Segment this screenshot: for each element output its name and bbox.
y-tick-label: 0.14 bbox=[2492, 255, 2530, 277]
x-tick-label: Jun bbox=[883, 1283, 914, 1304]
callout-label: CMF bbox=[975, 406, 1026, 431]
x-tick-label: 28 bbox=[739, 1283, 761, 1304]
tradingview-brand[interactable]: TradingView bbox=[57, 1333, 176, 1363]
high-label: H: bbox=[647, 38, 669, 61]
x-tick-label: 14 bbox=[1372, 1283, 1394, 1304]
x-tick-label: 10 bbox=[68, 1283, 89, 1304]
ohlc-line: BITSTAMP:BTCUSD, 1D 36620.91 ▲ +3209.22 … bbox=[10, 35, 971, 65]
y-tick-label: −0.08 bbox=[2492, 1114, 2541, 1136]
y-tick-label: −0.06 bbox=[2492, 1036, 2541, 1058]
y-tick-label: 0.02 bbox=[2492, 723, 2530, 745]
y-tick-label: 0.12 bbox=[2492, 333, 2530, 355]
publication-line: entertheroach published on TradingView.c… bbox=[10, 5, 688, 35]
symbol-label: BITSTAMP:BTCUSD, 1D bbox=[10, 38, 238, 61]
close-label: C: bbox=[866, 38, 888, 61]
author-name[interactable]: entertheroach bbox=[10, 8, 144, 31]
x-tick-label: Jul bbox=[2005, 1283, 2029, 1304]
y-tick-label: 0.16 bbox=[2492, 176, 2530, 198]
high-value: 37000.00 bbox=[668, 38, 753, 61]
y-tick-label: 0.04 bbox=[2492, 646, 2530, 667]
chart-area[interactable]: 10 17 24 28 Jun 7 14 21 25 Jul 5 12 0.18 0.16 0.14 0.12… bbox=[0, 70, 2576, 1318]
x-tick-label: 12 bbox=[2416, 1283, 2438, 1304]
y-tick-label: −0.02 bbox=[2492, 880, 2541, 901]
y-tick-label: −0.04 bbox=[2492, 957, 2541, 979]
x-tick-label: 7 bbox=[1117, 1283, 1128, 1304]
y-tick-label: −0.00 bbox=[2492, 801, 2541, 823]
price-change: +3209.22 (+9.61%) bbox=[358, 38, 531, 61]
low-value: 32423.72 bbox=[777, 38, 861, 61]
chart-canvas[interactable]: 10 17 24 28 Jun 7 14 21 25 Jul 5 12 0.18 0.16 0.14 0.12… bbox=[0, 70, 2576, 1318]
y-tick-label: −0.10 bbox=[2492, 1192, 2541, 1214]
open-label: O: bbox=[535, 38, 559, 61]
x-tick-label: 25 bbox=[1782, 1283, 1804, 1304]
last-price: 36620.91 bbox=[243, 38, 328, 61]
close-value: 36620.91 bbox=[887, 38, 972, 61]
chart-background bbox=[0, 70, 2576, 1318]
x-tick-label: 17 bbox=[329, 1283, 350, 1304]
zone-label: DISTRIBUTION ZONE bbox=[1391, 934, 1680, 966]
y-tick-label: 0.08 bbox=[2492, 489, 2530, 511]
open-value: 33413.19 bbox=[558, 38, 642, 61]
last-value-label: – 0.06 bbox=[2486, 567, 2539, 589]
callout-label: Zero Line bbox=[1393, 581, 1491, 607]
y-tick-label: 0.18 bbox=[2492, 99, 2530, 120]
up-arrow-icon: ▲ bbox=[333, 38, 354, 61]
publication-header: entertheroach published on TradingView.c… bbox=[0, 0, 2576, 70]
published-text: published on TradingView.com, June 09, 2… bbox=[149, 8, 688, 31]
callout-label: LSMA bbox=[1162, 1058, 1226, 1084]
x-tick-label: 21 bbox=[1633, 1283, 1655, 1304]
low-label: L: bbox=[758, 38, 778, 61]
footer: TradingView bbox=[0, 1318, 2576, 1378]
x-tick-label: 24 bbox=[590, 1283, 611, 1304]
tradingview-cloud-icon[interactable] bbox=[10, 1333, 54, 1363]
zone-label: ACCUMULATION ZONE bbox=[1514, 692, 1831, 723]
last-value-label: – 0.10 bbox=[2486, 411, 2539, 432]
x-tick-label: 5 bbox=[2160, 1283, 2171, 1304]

# Task goal
Can you print all of the material above again, with every line unchanged?

# Finished exercise
Segment this screenshot: for each element output its name and bbox.
y-tick-label: 0.14 bbox=[2492, 255, 2530, 277]
x-tick-label: Jun bbox=[883, 1283, 914, 1304]
callout-label: CMF bbox=[975, 406, 1026, 431]
x-tick-label: 28 bbox=[739, 1283, 761, 1304]
tradingview-brand[interactable]: TradingView bbox=[57, 1333, 176, 1363]
high-label: H: bbox=[647, 38, 669, 61]
x-tick-label: 14 bbox=[1372, 1283, 1394, 1304]
x-tick-label: 10 bbox=[68, 1283, 89, 1304]
ohlc-line: BITSTAMP:BTCUSD, 1D 36620.91 ▲ +3209.22 … bbox=[10, 35, 971, 65]
y-tick-label: −0.08 bbox=[2492, 1114, 2541, 1136]
y-tick-label: −0.06 bbox=[2492, 1036, 2541, 1058]
y-tick-label: 0.02 bbox=[2492, 723, 2530, 745]
y-tick-label: 0.12 bbox=[2492, 333, 2530, 355]
publication-line: entertheroach published on TradingView.c… bbox=[10, 5, 688, 35]
symbol-label: BITSTAMP:BTCUSD, 1D bbox=[10, 38, 238, 61]
close-label: C: bbox=[866, 38, 888, 61]
author-name[interactable]: entertheroach bbox=[10, 8, 144, 31]
x-tick-label: Jul bbox=[2005, 1283, 2029, 1304]
y-tick-label: 0.16 bbox=[2492, 176, 2530, 198]
high-value: 37000.00 bbox=[668, 38, 753, 61]
y-tick-label: 0.04 bbox=[2492, 646, 2530, 667]
chart-area[interactable]: 10 17 24 28 Jun 7 14 21 25 Jul 5 12 0.18 0.16 0.14 0.12… bbox=[0, 70, 2576, 1318]
x-tick-label: 12 bbox=[2416, 1283, 2438, 1304]
y-tick-label: −0.02 bbox=[2492, 880, 2541, 901]
y-tick-label: −0.04 bbox=[2492, 957, 2541, 979]
x-tick-label: 7 bbox=[1117, 1283, 1128, 1304]
y-tick-label: −0.00 bbox=[2492, 801, 2541, 823]
price-change: +3209.22 (+9.61%) bbox=[358, 38, 531, 61]
low-value: 32423.72 bbox=[777, 38, 861, 61]
chart-canvas[interactable]: 10 17 24 28 Jun 7 14 21 25 Jul 5 12 0.18 0.16 0.14 0.12… bbox=[0, 70, 2576, 1318]
y-tick-label: −0.10 bbox=[2492, 1192, 2541, 1214]
open-label: O: bbox=[535, 38, 559, 61]
x-tick-label: 25 bbox=[1782, 1283, 1804, 1304]
last-price: 36620.91 bbox=[243, 38, 328, 61]
close-value: 36620.91 bbox=[887, 38, 972, 61]
chart-background bbox=[0, 70, 2576, 1318]
x-tick-label: 17 bbox=[329, 1283, 350, 1304]
zone-label: DISTRIBUTION ZONE bbox=[1391, 934, 1680, 966]
y-tick-label: 0.08 bbox=[2492, 489, 2530, 511]
open-value: 33413.19 bbox=[558, 38, 642, 61]
last-value-label: – 0.06 bbox=[2486, 567, 2539, 589]
callout-label: Zero Line bbox=[1393, 581, 1491, 607]
y-tick-label: 0.18 bbox=[2492, 99, 2530, 120]
up-arrow-icon: ▲ bbox=[333, 38, 354, 61]
publication-header: entertheroach published on TradingView.c… bbox=[0, 0, 2576, 70]
published-text: published on TradingView.com, June 09, 2… bbox=[149, 8, 688, 31]
callout-label: LSMA bbox=[1162, 1058, 1226, 1084]
x-tick-label: 21 bbox=[1633, 1283, 1655, 1304]
low-label: L: bbox=[758, 38, 778, 61]
footer: TradingView bbox=[0, 1318, 2576, 1378]
x-tick-label: 24 bbox=[590, 1283, 611, 1304]
tradingview-cloud-icon[interactable] bbox=[10, 1333, 54, 1363]
zone-label: ACCUMULATION ZONE bbox=[1514, 692, 1831, 723]
last-value-label: – 0.10 bbox=[2486, 411, 2539, 432]
x-tick-label: 5 bbox=[2160, 1283, 2171, 1304]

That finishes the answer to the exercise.